DIRECTIVE —
Can you give the lines from the line with "page-title: Engagement Dashboard" to the line with "document-icon xyxy=(1077,80,1088,94)" again, swapping "Aug 2024" for "August 2024" and changing nothing else?

STORED RECORDS —
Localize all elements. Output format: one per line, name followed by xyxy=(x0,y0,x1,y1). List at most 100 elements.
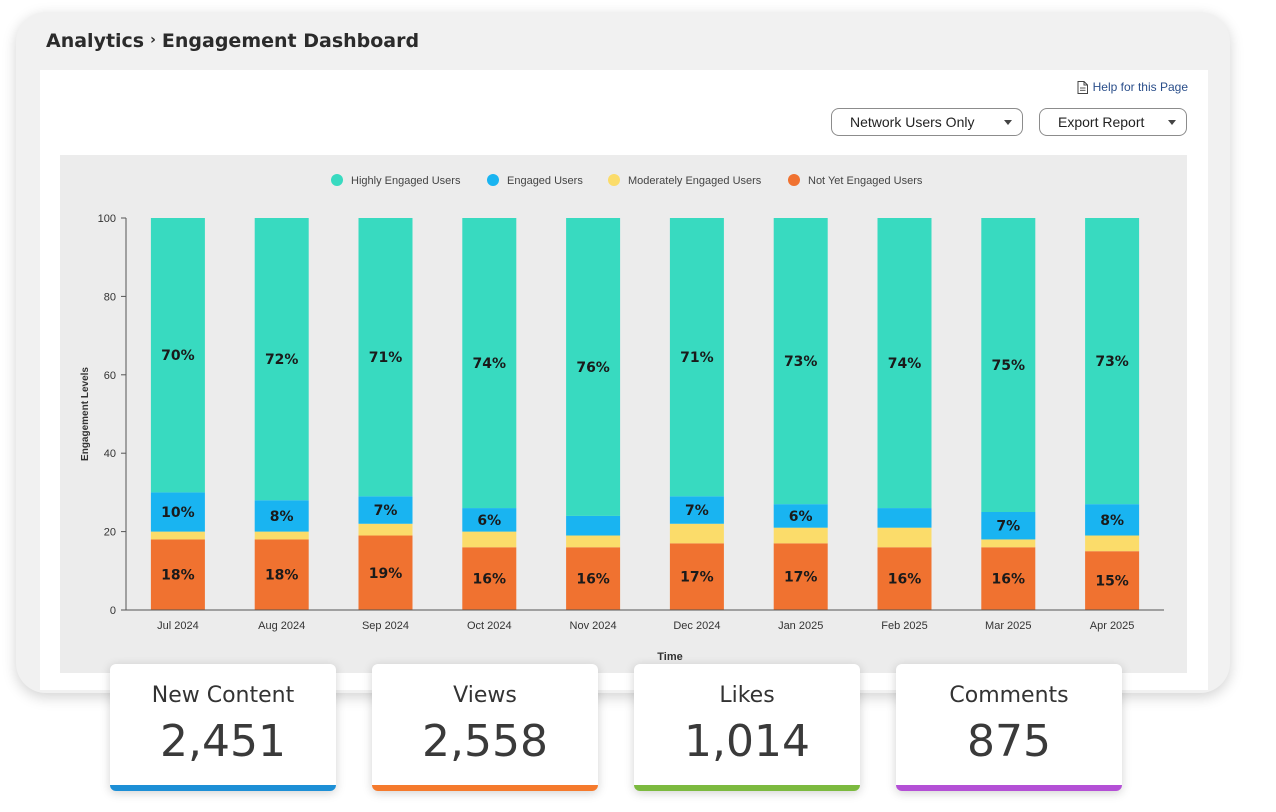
page-title: Engagement Dashboard xyxy=(161,30,420,52)
stat-card-views: Views 2,558 xyxy=(372,664,598,791)
data-label: 73% xyxy=(784,354,818,370)
engagement-chart-svg: Highly Engaged Users Engaged Users Moderat… xyxy=(80,174,1164,663)
data-label: 6% xyxy=(477,513,501,529)
data-label: 16% xyxy=(992,572,1026,588)
legend-marker xyxy=(608,174,620,186)
data-label: 71% xyxy=(680,350,714,366)
export-report-dropdown[interactable]: Export Report xyxy=(1039,108,1187,136)
stat-label: Views xyxy=(453,683,517,708)
data-label: 7% xyxy=(374,503,398,519)
y-tick-label: 80 xyxy=(104,291,116,303)
y-tick-label: 0 xyxy=(110,605,116,617)
stat-accent-bar xyxy=(896,785,1122,791)
data-label: 7% xyxy=(685,503,709,519)
bar-segment xyxy=(981,547,1036,610)
x-tick-label: Aug 2024 xyxy=(258,620,305,632)
document-icon xyxy=(1077,80,1088,94)
bar-segment xyxy=(1085,218,1140,505)
bar-segment xyxy=(462,508,517,532)
export-report-dropdown-label: Export Report xyxy=(1058,114,1145,130)
bar-segment xyxy=(669,523,724,544)
bar-segment xyxy=(358,218,413,497)
data-label: 71% xyxy=(369,350,403,366)
legend-marker xyxy=(331,174,343,186)
x-tick-label: Jan 2025 xyxy=(778,620,823,632)
x-tick-label: Nov 2024 xyxy=(570,620,617,632)
data-label: 70% xyxy=(161,348,195,364)
x-tick-label: Apr 2025 xyxy=(1090,620,1135,632)
data-label: 76% xyxy=(576,360,610,376)
stat-label: Comments xyxy=(949,683,1069,708)
bar-segment xyxy=(669,543,724,610)
bar-segment xyxy=(566,515,621,536)
breadcrumb-section[interactable]: Analytics xyxy=(46,30,145,52)
data-label: 73% xyxy=(1095,354,1129,370)
chevron-down-icon xyxy=(1168,119,1176,125)
bar-segment xyxy=(773,527,828,544)
data-label: 18% xyxy=(161,568,195,584)
stat-value: 875 xyxy=(967,716,1051,767)
data-label: 16% xyxy=(473,572,507,588)
y-tick-label: 100 xyxy=(98,213,116,225)
bar-segment xyxy=(566,535,621,548)
stat-value: 2,451 xyxy=(160,716,286,767)
stat-card-comments: Comments 875 xyxy=(896,664,1122,791)
x-tick-label: Dec 2024 xyxy=(673,620,720,632)
x-axis-label: Time xyxy=(657,651,682,663)
stats-row: New Content 2,451 Views 2,558 Likes 1,01… xyxy=(0,664,1276,794)
stat-accent-bar xyxy=(372,785,598,791)
bar-segment xyxy=(773,218,828,505)
bar-segment xyxy=(877,218,932,509)
legend-label: Engaged Users xyxy=(507,175,583,187)
bar-segment xyxy=(669,496,724,524)
bar-segment xyxy=(462,547,517,610)
bar-segment xyxy=(358,496,413,524)
bar-segment xyxy=(981,512,1036,540)
bar-segment xyxy=(150,218,205,493)
bar-segment xyxy=(150,492,205,532)
network-users-dropdown[interactable]: Network Users Only xyxy=(831,108,1023,136)
y-axis-label: Engagement Levels xyxy=(80,367,91,461)
data-label: 17% xyxy=(784,570,818,586)
stat-card-likes: Likes 1,014 xyxy=(634,664,860,791)
data-label: 16% xyxy=(576,572,610,588)
bar-segment xyxy=(462,531,517,548)
data-label: 72% xyxy=(265,352,299,368)
y-tick-label: 40 xyxy=(104,448,116,460)
data-label: 7% xyxy=(996,519,1020,535)
bar-segment xyxy=(462,218,517,509)
bar-segment xyxy=(981,218,1036,512)
help-link[interactable]: Help for this Page xyxy=(1077,80,1188,94)
bar-segment xyxy=(877,527,932,548)
help-link-label: Help for this Page xyxy=(1092,80,1188,94)
bar-segment xyxy=(254,500,309,532)
bar-segment xyxy=(254,531,309,540)
data-label: 15% xyxy=(1095,574,1129,590)
engagement-chart: Highly Engaged Users Engaged Users Moderat… xyxy=(60,155,1187,673)
x-tick-label: Oct 2024 xyxy=(467,620,512,632)
bar-segment xyxy=(150,539,205,610)
data-label: 16% xyxy=(888,572,922,588)
bar-segment xyxy=(1085,504,1140,536)
legend-label: Highly Engaged Users xyxy=(351,175,461,187)
y-tick-label: 60 xyxy=(104,370,116,382)
data-label: 6% xyxy=(789,509,813,525)
bar-segment xyxy=(669,218,724,497)
data-label: 10% xyxy=(161,505,195,521)
x-tick-label: Jul 2024 xyxy=(157,620,199,632)
stat-card-new-content: New Content 2,451 xyxy=(110,664,336,791)
bar-segment xyxy=(358,535,413,610)
legend-marker xyxy=(487,174,499,186)
bar-segment xyxy=(254,218,309,501)
bar-segment xyxy=(1085,551,1140,610)
bar-segment xyxy=(150,531,205,540)
bar-segment xyxy=(566,218,621,516)
x-tick-label: Sep 2024 xyxy=(362,620,409,632)
stat-accent-bar xyxy=(110,785,336,791)
data-label: 75% xyxy=(992,358,1026,374)
bar-segment xyxy=(877,508,932,528)
data-label: 19% xyxy=(369,566,403,582)
bar-segment xyxy=(358,523,413,536)
bar-segment xyxy=(773,504,828,528)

FULL ANSWER —
page-title: Engagement Dashboard xyxy=(161,30,420,52)
stat-card-views: Views 2,558 xyxy=(372,664,598,791)
data-label: 73% xyxy=(784,354,818,370)
engagement-chart-svg: Highly Engaged Users Engaged Users Moderat… xyxy=(80,174,1164,663)
data-label: 6% xyxy=(477,513,501,529)
data-label: 16% xyxy=(992,572,1026,588)
legend-marker xyxy=(608,174,620,186)
data-label: 71% xyxy=(680,350,714,366)
export-report-dropdown[interactable]: Export Report xyxy=(1039,108,1187,136)
stat-label: Views xyxy=(453,683,517,708)
data-label: 7% xyxy=(374,503,398,519)
y-tick-label: 80 xyxy=(104,291,116,303)
y-tick-label: 0 xyxy=(110,605,116,617)
stat-accent-bar xyxy=(896,785,1122,791)
data-label: 7% xyxy=(685,503,709,519)
bar-segment xyxy=(981,547,1036,610)
x-tick-label: August 2024 xyxy=(258,620,305,632)
document-icon xyxy=(1077,80,1088,94)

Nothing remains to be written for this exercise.